Task directions >>
All of the lines below are to be printed again exactly; images are excluded from the output.

────────

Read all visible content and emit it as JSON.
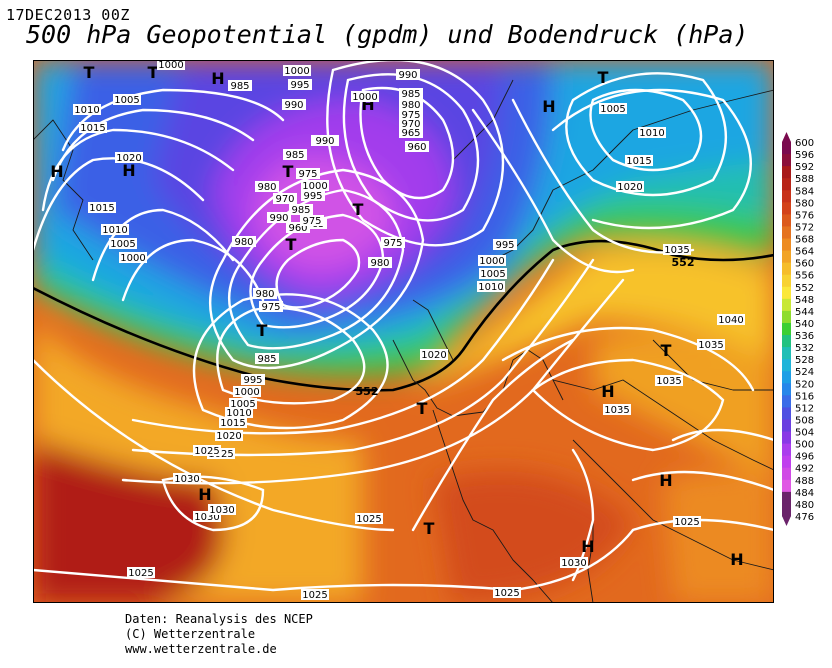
{
  "date_label": "17DEC2013 00Z",
  "title": "500 hPa Geopotential (gpdm) und Bodendruck (hPa)",
  "credits": [
    "Daten: Reanalysis des NCEP",
    "(C) Wetterzentrale",
    "www.wetterzentrale.de"
  ],
  "colors": {
    "ramp": [
      "#7a0a4e",
      "#8b0f3a",
      "#a81a1a",
      "#b82418",
      "#c8331a",
      "#d3431a",
      "#dc5a1c",
      "#e57320",
      "#ed8b22",
      "#f2a426",
      "#f6bd2a",
      "#f8d231",
      "#fbe83a",
      "#c8e836",
      "#8fdc2e",
      "#3ccf34",
      "#22c280",
      "#20bfb6",
      "#1fb4d9",
      "#1e9fe6",
      "#2787ea",
      "#3a6ce8",
      "#4e50e2",
      "#6a3fe0",
      "#8a38e6",
      "#ab3ded",
      "#c03fee",
      "#d04ae6",
      "#e058e4",
      "#6b236b"
    ],
    "isobar": "#ffffff",
    "contour_552": "#000000"
  },
  "color_scale": {
    "labels": [
      "600",
      "596",
      "592",
      "588",
      "584",
      "580",
      "576",
      "572",
      "568",
      "564",
      "560",
      "556",
      "552",
      "548",
      "544",
      "540",
      "536",
      "532",
      "528",
      "524",
      "520",
      "516",
      "512",
      "508",
      "504",
      "500",
      "496",
      "492",
      "488",
      "484",
      "480",
      "476"
    ]
  },
  "map": {
    "contour_label": "552",
    "pressure_centers": [
      "T",
      "T",
      "H",
      "H",
      "H",
      "H",
      "T",
      "T",
      "T",
      "T",
      "H",
      "T",
      "H",
      "T",
      "H",
      "H",
      "T",
      "T",
      "H",
      "H"
    ],
    "isobar_labels": [
      "1000",
      "1005",
      "1010",
      "1015",
      "1020",
      "1015",
      "1010",
      "1005",
      "1000",
      "1000",
      "995",
      "990",
      "985",
      "980",
      "975",
      "970",
      "965",
      "960",
      "1000",
      "995",
      "990",
      "985",
      "980",
      "975",
      "990",
      "985",
      "980",
      "975",
      "970",
      "965",
      "960",
      "985",
      "980",
      "975",
      "980",
      "975",
      "995",
      "1000",
      "1005",
      "1010",
      "1015",
      "1020",
      "1025",
      "1030",
      "1030",
      "1025",
      "1025",
      "1025",
      "1025",
      "1020",
      "1030",
      "1035",
      "1035",
      "1040",
      "1035",
      "1025",
      "1005",
      "1010",
      "1015",
      "1020",
      "995",
      "1000",
      "1005",
      "1010",
      "1000",
      "990",
      "985",
      "1035",
      "1030",
      "1025"
    ]
  }
}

────────

Expected answer >>
Read all visible content and emit it as JSON.
{
  "date_label": "17DEC2013 00Z",
  "title": "500 hPa Geopotential (gpdm) und Bodendruck (hPa)",
  "credits": [
    "Daten: Reanalysis des NCEP",
    "(C) Wetterzentrale",
    "www.wetterzentrale.de"
  ],
  "colors": {
    "ramp": [
      "#7a0a4e",
      "#8b0f3a",
      "#a81a1a",
      "#b82418",
      "#c8331a",
      "#d3431a",
      "#dc5a1c",
      "#e57320",
      "#ed8b22",
      "#f2a426",
      "#f6bd2a",
      "#f8d231",
      "#fbe83a",
      "#c8e836",
      "#8fdc2e",
      "#3ccf34",
      "#22c280",
      "#20bfb6",
      "#1fb4d9",
      "#1e9fe6",
      "#2787ea",
      "#3a6ce8",
      "#4e50e2",
      "#6a3fe0",
      "#8a38e6",
      "#ab3ded",
      "#c03fee",
      "#d04ae6",
      "#e058e4",
      "#6b236b"
    ],
    "isobar": "#ffffff",
    "contour_552": "#000000"
  },
  "color_scale": {
    "labels": [
      "600",
      "596",
      "592",
      "588",
      "584",
      "580",
      "576",
      "572",
      "568",
      "564",
      "560",
      "556",
      "552",
      "548",
      "544",
      "540",
      "536",
      "532",
      "528",
      "524",
      "520",
      "516",
      "512",
      "508",
      "504",
      "500",
      "496",
      "492",
      "488",
      "484",
      "480",
      "476"
    ]
  },
  "map": {
    "contour_label": "552",
    "pressure_centers": [
      "T",
      "T",
      "H",
      "H",
      "H",
      "H",
      "T",
      "T",
      "T",
      "T",
      "H",
      "T",
      "H",
      "T",
      "H",
      "H",
      "T",
      "T",
      "H",
      "H"
    ],
    "isobar_labels": [
      "1000",
      "1005",
      "1010",
      "1015",
      "1020",
      "1015",
      "1010",
      "1005",
      "1000",
      "1000",
      "995",
      "990",
      "985",
      "980",
      "975",
      "970",
      "965",
      "960",
      "1000",
      "995",
      "990",
      "985",
      "980",
      "975",
      "990",
      "985",
      "980",
      "975",
      "970",
      "965",
      "960",
      "985",
      "980",
      "975",
      "980",
      "975",
      "995",
      "1000",
      "1005",
      "1010",
      "1015",
      "1020",
      "1025",
      "1030",
      "1030",
      "1025",
      "1025",
      "1025",
      "1025",
      "1020",
      "1030",
      "1035",
      "1035",
      "1040",
      "1035",
      "1025",
      "1005",
      "1010",
      "1015",
      "1020",
      "995",
      "1000",
      "1005",
      "1010",
      "1000",
      "990",
      "985",
      "1035",
      "1030",
      "1025"
    ]
  }
}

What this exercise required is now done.